▶ Your goal: Print out every one of the following lines with no changes at all.

(Coordinate annotation lines)

|---|

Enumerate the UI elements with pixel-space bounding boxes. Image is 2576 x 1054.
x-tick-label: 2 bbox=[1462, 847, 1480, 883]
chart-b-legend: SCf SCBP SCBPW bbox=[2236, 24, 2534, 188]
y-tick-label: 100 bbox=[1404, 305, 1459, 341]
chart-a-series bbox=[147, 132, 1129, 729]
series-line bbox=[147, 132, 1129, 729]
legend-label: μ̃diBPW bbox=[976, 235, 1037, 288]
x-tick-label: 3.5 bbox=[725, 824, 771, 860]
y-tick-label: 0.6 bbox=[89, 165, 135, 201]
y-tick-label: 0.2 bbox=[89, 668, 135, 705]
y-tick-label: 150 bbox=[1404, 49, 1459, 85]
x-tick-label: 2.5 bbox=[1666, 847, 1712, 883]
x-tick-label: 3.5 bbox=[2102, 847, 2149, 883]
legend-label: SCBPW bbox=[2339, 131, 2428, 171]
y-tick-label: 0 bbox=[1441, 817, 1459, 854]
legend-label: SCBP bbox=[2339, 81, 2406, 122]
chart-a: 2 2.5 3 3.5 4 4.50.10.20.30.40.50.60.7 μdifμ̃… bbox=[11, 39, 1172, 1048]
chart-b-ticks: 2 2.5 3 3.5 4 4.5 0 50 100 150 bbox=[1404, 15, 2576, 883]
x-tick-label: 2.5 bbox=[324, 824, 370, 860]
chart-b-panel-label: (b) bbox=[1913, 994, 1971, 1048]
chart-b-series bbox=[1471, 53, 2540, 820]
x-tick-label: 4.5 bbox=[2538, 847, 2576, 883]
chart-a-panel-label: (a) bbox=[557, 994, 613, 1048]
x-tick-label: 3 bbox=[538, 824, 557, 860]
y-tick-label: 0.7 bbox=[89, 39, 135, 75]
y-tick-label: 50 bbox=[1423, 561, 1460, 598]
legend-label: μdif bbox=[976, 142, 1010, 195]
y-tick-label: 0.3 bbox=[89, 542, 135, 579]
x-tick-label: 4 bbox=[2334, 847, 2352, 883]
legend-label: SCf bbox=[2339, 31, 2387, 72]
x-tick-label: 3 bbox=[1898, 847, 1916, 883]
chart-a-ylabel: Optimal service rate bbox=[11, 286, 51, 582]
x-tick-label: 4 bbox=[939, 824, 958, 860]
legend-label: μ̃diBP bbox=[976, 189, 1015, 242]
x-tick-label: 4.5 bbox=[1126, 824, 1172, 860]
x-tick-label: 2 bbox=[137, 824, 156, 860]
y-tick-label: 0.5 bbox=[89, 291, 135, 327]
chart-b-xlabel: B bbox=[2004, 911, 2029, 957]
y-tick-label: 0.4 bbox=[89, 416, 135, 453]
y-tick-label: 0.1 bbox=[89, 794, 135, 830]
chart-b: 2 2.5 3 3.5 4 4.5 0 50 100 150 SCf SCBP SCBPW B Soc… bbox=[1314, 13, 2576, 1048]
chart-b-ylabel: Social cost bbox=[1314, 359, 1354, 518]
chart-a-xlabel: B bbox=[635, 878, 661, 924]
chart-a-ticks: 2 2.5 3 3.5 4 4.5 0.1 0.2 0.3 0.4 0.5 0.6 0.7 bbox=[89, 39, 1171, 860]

|---|

▶ Reply to the task:
Enumerate the UI elements with pixel-space bounding boxes. Image is 2576 x 1054.
x-tick-label: 2 bbox=[1462, 847, 1480, 883]
chart-b-legend: SCf SCBP SCBPW bbox=[2236, 24, 2534, 188]
y-tick-label: 100 bbox=[1404, 305, 1459, 341]
chart-a-series bbox=[147, 132, 1129, 729]
series-line bbox=[147, 132, 1129, 729]
legend-label: μ̃diBPW bbox=[976, 235, 1037, 288]
x-tick-label: 3.5 bbox=[725, 824, 771, 860]
y-tick-label: 0.6 bbox=[89, 165, 135, 201]
y-tick-label: 0.2 bbox=[89, 668, 135, 705]
y-tick-label: 150 bbox=[1404, 49, 1459, 85]
x-tick-label: 2.5 bbox=[1666, 847, 1712, 883]
x-tick-label: 3.5 bbox=[2102, 847, 2149, 883]
legend-label: SCBPW bbox=[2339, 131, 2428, 171]
y-tick-label: 0 bbox=[1441, 817, 1459, 854]
legend-label: SCBP bbox=[2339, 81, 2406, 122]
chart-a: 2 2.5 3 3.5 4 4.50.10.20.30.40.50.60.7 μdifμ̃… bbox=[11, 39, 1172, 1048]
chart-b-ticks: 2 2.5 3 3.5 4 4.5 0 50 100 150 bbox=[1404, 15, 2576, 883]
x-tick-label: 2.5 bbox=[324, 824, 370, 860]
chart-b-panel-label: (b) bbox=[1913, 994, 1971, 1048]
chart-b-series bbox=[1471, 53, 2540, 820]
x-tick-label: 4.5 bbox=[2538, 847, 2576, 883]
chart-a-panel-label: (a) bbox=[557, 994, 613, 1048]
x-tick-label: 3 bbox=[538, 824, 557, 860]
y-tick-label: 0.7 bbox=[89, 39, 135, 75]
y-tick-label: 50 bbox=[1423, 561, 1460, 598]
legend-label: μdif bbox=[976, 142, 1010, 195]
y-tick-label: 0.3 bbox=[89, 542, 135, 579]
x-tick-label: 4 bbox=[2334, 847, 2352, 883]
legend-label: SCf bbox=[2339, 31, 2387, 72]
x-tick-label: 3 bbox=[1898, 847, 1916, 883]
chart-a-ylabel: Optimal service rate bbox=[11, 286, 51, 582]
x-tick-label: 4 bbox=[939, 824, 958, 860]
legend-label: μ̃diBP bbox=[976, 189, 1015, 242]
x-tick-label: 4.5 bbox=[1126, 824, 1172, 860]
x-tick-label: 2 bbox=[137, 824, 156, 860]
y-tick-label: 0.5 bbox=[89, 291, 135, 327]
chart-b-xlabel: B bbox=[2004, 911, 2029, 957]
y-tick-label: 0.4 bbox=[89, 416, 135, 453]
y-tick-label: 0.1 bbox=[89, 794, 135, 830]
chart-b: 2 2.5 3 3.5 4 4.5 0 50 100 150 SCf SCBP SCBPW B Soc… bbox=[1314, 13, 2576, 1048]
chart-b-ylabel: Social cost bbox=[1314, 359, 1354, 518]
chart-a-xlabel: B bbox=[635, 878, 661, 924]
chart-a-ticks: 2 2.5 3 3.5 4 4.5 0.1 0.2 0.3 0.4 0.5 0.6 0.7 bbox=[89, 39, 1171, 860]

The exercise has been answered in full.